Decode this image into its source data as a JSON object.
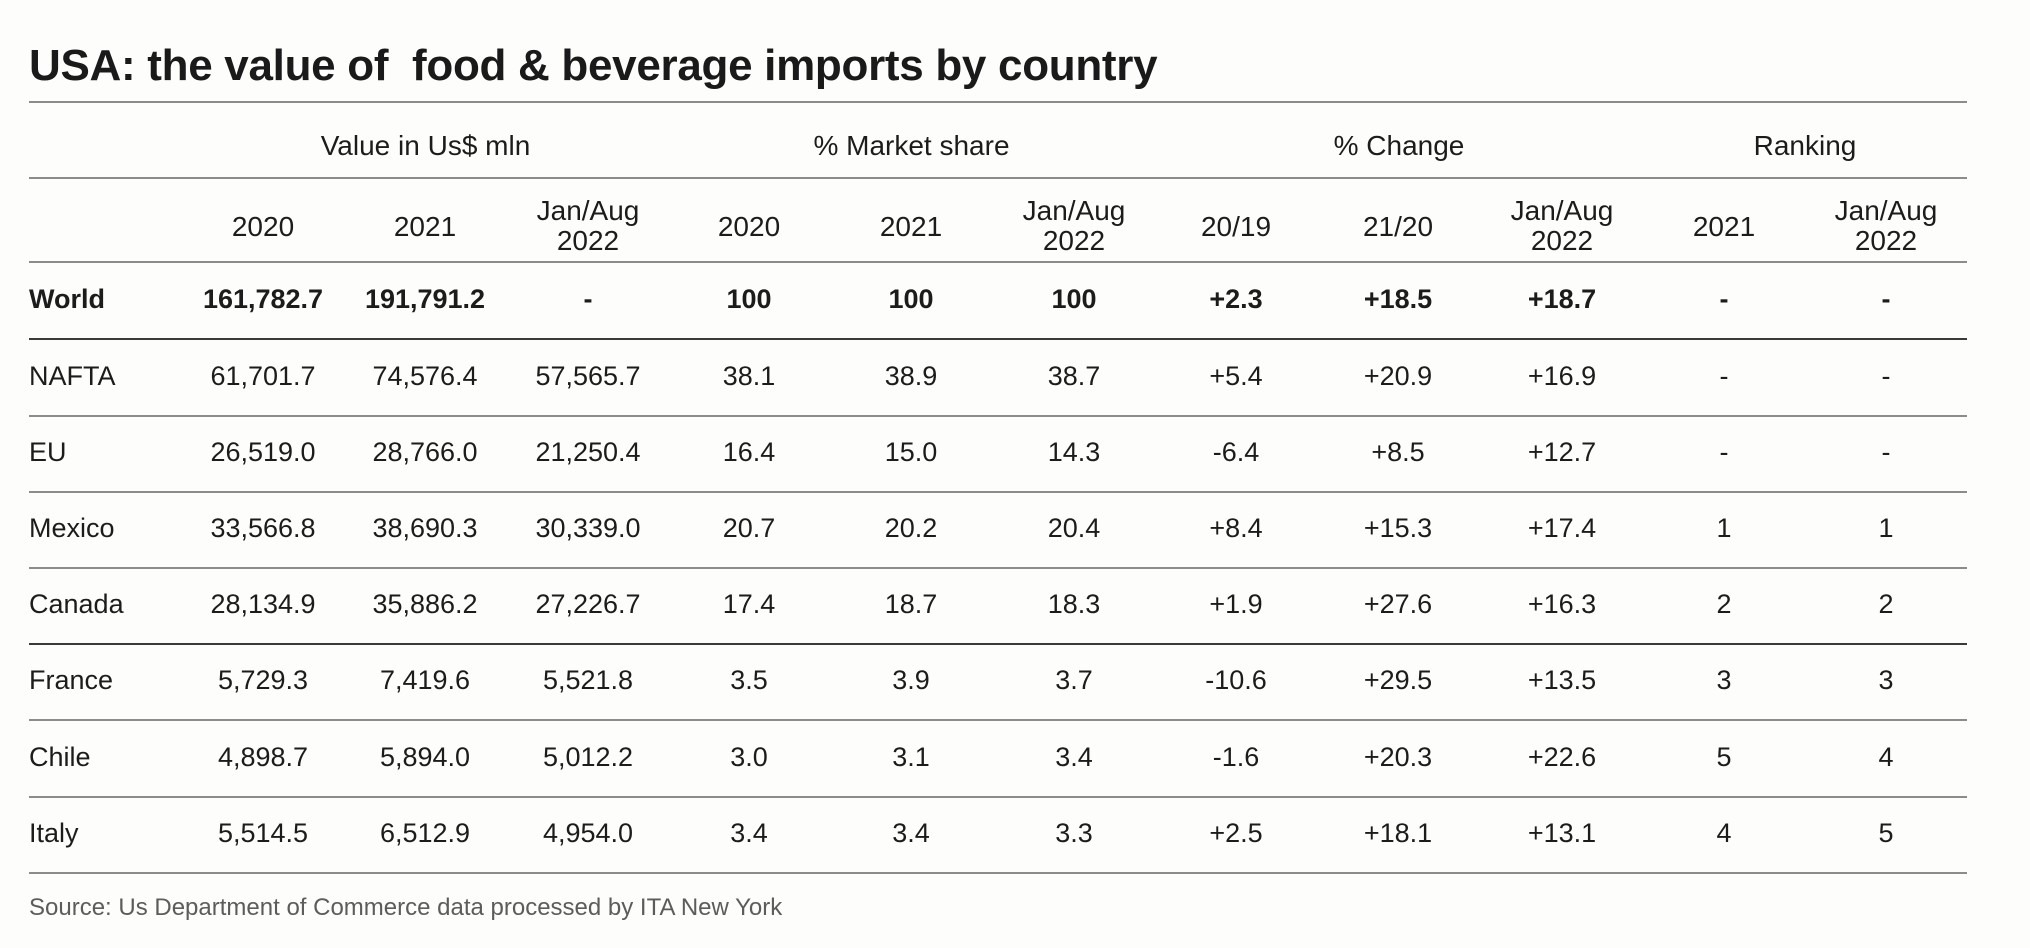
{
  "title": "USA: the value of  food & beverage imports by country",
  "table": {
    "group_headers": [
      {
        "label": "Value in Us$ mln",
        "span": [
          1,
          3
        ]
      },
      {
        "label": "% Market share",
        "span": [
          4,
          6
        ]
      },
      {
        "label": "% Change",
        "span": [
          7,
          9
        ]
      },
      {
        "label": "Ranking",
        "span": [
          10,
          11
        ]
      }
    ],
    "columns": [
      {
        "line1": "",
        "line2": ""
      },
      {
        "line1": "",
        "line2": "2020"
      },
      {
        "line1": "",
        "line2": "2021"
      },
      {
        "line1": "Jan/Aug",
        "line2": "2022"
      },
      {
        "line1": "",
        "line2": "2020"
      },
      {
        "line1": "",
        "line2": "2021"
      },
      {
        "line1": "Jan/Aug",
        "line2": "2022"
      },
      {
        "line1": "",
        "line2": "20/19"
      },
      {
        "line1": "",
        "line2": "21/20"
      },
      {
        "line1": "Jan/Aug",
        "line2": "2022"
      },
      {
        "line1": "",
        "line2": "2021"
      },
      {
        "line1": "Jan/Aug",
        "line2": "2022"
      }
    ],
    "rows": [
      {
        "bold": true,
        "cells": [
          "World",
          "161,782.7",
          "191,791.2",
          "-",
          "100",
          "100",
          "100",
          "+2.3",
          "+18.5",
          "+18.7",
          "-",
          "-"
        ]
      },
      {
        "bold": false,
        "cells": [
          "NAFTA",
          "61,701.7",
          "74,576.4",
          "57,565.7",
          "38.1",
          "38.9",
          "38.7",
          "+5.4",
          "+20.9",
          "+16.9",
          "-",
          "-"
        ]
      },
      {
        "bold": false,
        "cells": [
          "EU",
          "26,519.0",
          "28,766.0",
          "21,250.4",
          "16.4",
          "15.0",
          "14.3",
          "-6.4",
          "+8.5",
          "+12.7",
          "-",
          "-"
        ]
      },
      {
        "bold": false,
        "cells": [
          "Mexico",
          "33,566.8",
          "38,690.3",
          "30,339.0",
          "20.7",
          "20.2",
          "20.4",
          "+8.4",
          "+15.3",
          "+17.4",
          "1",
          "1"
        ]
      },
      {
        "bold": false,
        "cells": [
          "Canada",
          "28,134.9",
          "35,886.2",
          "27,226.7",
          "17.4",
          "18.7",
          "18.3",
          "+1.9",
          "+27.6",
          "+16.3",
          "2",
          "2"
        ]
      },
      {
        "bold": false,
        "cells": [
          "France",
          "5,729.3",
          "7,419.6",
          "5,521.8",
          "3.5",
          "3.9",
          "3.7",
          "-10.6",
          "+29.5",
          "+13.5",
          "3",
          "3"
        ]
      },
      {
        "bold": false,
        "cells": [
          "Chile",
          "4,898.7",
          "5,894.0",
          "5,012.2",
          "3.0",
          "3.1",
          "3.4",
          "-1.6",
          "+20.3",
          "+22.6",
          "5",
          "4"
        ]
      },
      {
        "bold": false,
        "cells": [
          "Italy",
          "5,514.5",
          "6,512.9",
          "4,954.0",
          "3.4",
          "3.4",
          "3.3",
          "+2.5",
          "+18.1",
          "+13.1",
          "4",
          "5"
        ]
      }
    ]
  },
  "source": "Source: Us Department of Commerce data processed by ITA New York"
}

» Requirement: Quote all of the entries word for word, omitting any pictures.

» Result of this exercise:
Decode this image into its source data as a JSON object.
{
  "title": "USA: the value of  food & beverage imports by country",
  "table": {
    "group_headers": [
      {
        "label": "Value in Us$ mln",
        "span": [
          1,
          3
        ]
      },
      {
        "label": "% Market share",
        "span": [
          4,
          6
        ]
      },
      {
        "label": "% Change",
        "span": [
          7,
          9
        ]
      },
      {
        "label": "Ranking",
        "span": [
          10,
          11
        ]
      }
    ],
    "columns": [
      {
        "line1": "",
        "line2": ""
      },
      {
        "line1": "",
        "line2": "2020"
      },
      {
        "line1": "",
        "line2": "2021"
      },
      {
        "line1": "Jan/Aug",
        "line2": "2022"
      },
      {
        "line1": "",
        "line2": "2020"
      },
      {
        "line1": "",
        "line2": "2021"
      },
      {
        "line1": "Jan/Aug",
        "line2": "2022"
      },
      {
        "line1": "",
        "line2": "20/19"
      },
      {
        "line1": "",
        "line2": "21/20"
      },
      {
        "line1": "Jan/Aug",
        "line2": "2022"
      },
      {
        "line1": "",
        "line2": "2021"
      },
      {
        "line1": "Jan/Aug",
        "line2": "2022"
      }
    ],
    "rows": [
      {
        "bold": true,
        "cells": [
          "World",
          "161,782.7",
          "191,791.2",
          "-",
          "100",
          "100",
          "100",
          "+2.3",
          "+18.5",
          "+18.7",
          "-",
          "-"
        ]
      },
      {
        "bold": false,
        "cells": [
          "NAFTA",
          "61,701.7",
          "74,576.4",
          "57,565.7",
          "38.1",
          "38.9",
          "38.7",
          "+5.4",
          "+20.9",
          "+16.9",
          "-",
          "-"
        ]
      },
      {
        "bold": false,
        "cells": [
          "EU",
          "26,519.0",
          "28,766.0",
          "21,250.4",
          "16.4",
          "15.0",
          "14.3",
          "-6.4",
          "+8.5",
          "+12.7",
          "-",
          "-"
        ]
      },
      {
        "bold": false,
        "cells": [
          "Mexico",
          "33,566.8",
          "38,690.3",
          "30,339.0",
          "20.7",
          "20.2",
          "20.4",
          "+8.4",
          "+15.3",
          "+17.4",
          "1",
          "1"
        ]
      },
      {
        "bold": false,
        "cells": [
          "Canada",
          "28,134.9",
          "35,886.2",
          "27,226.7",
          "17.4",
          "18.7",
          "18.3",
          "+1.9",
          "+27.6",
          "+16.3",
          "2",
          "2"
        ]
      },
      {
        "bold": false,
        "cells": [
          "France",
          "5,729.3",
          "7,419.6",
          "5,521.8",
          "3.5",
          "3.9",
          "3.7",
          "-10.6",
          "+29.5",
          "+13.5",
          "3",
          "3"
        ]
      },
      {
        "bold": false,
        "cells": [
          "Chile",
          "4,898.7",
          "5,894.0",
          "5,012.2",
          "3.0",
          "3.1",
          "3.4",
          "-1.6",
          "+20.3",
          "+22.6",
          "5",
          "4"
        ]
      },
      {
        "bold": false,
        "cells": [
          "Italy",
          "5,514.5",
          "6,512.9",
          "4,954.0",
          "3.4",
          "3.4",
          "3.3",
          "+2.5",
          "+18.1",
          "+13.1",
          "4",
          "5"
        ]
      }
    ]
  },
  "source": "Source: Us Department of Commerce data processed by ITA New York"
}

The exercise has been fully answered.